> **Exercise task**:
Report only the number of lines in this material that include the string "text".

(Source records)
----

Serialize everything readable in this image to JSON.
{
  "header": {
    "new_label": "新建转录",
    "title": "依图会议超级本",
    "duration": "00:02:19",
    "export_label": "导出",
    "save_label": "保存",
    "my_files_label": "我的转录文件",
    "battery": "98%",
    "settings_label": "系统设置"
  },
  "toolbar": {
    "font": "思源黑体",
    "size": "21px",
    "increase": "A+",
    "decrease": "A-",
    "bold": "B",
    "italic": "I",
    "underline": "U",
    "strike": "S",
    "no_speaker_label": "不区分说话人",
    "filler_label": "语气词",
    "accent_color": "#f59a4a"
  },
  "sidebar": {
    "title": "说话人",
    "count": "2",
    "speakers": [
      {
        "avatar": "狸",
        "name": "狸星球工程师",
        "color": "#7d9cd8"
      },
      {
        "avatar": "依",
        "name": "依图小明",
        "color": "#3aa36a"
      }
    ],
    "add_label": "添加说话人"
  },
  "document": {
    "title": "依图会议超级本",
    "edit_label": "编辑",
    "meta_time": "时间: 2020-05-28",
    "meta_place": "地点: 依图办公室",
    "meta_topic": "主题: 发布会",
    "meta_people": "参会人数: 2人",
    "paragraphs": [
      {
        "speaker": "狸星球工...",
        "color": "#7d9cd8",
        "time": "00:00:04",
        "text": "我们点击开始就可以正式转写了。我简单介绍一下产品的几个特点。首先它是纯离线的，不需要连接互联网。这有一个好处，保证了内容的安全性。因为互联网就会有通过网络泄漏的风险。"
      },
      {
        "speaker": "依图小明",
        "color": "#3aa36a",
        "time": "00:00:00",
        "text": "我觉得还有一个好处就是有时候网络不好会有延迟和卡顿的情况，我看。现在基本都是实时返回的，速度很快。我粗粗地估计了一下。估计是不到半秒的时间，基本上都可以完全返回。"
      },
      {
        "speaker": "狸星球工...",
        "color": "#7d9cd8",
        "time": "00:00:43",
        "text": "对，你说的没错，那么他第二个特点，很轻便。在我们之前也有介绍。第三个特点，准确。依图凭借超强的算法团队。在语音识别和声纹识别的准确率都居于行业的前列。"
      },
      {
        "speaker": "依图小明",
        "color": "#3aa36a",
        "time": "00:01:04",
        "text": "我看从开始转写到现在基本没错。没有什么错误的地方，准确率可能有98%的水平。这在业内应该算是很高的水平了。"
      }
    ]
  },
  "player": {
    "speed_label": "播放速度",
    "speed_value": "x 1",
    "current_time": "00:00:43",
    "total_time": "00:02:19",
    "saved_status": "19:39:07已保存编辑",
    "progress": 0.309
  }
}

----

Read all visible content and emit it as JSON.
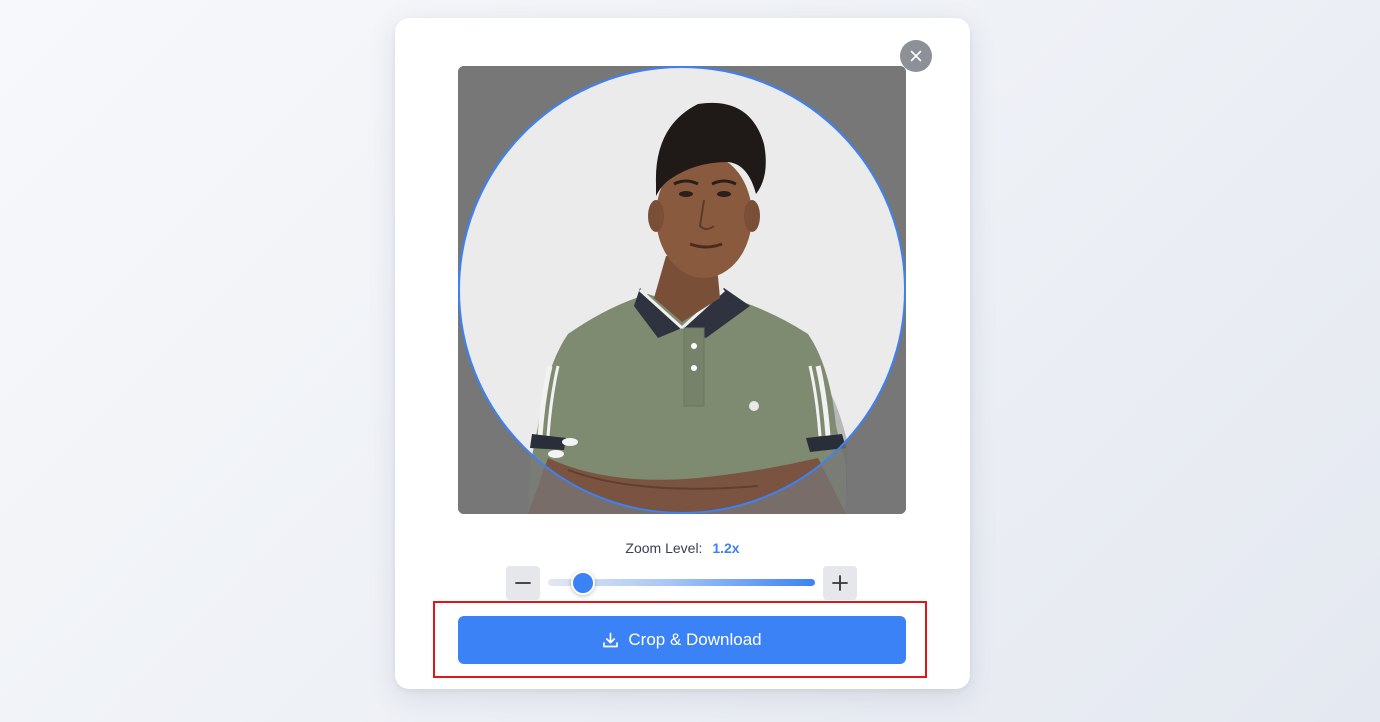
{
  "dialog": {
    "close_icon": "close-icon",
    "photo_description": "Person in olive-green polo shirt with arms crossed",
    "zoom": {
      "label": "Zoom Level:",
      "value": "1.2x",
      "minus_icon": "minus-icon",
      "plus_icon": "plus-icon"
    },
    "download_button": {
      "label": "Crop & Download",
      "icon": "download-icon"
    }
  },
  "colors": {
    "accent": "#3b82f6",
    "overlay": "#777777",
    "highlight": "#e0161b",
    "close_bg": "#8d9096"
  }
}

----

> **Answer to this task**:
4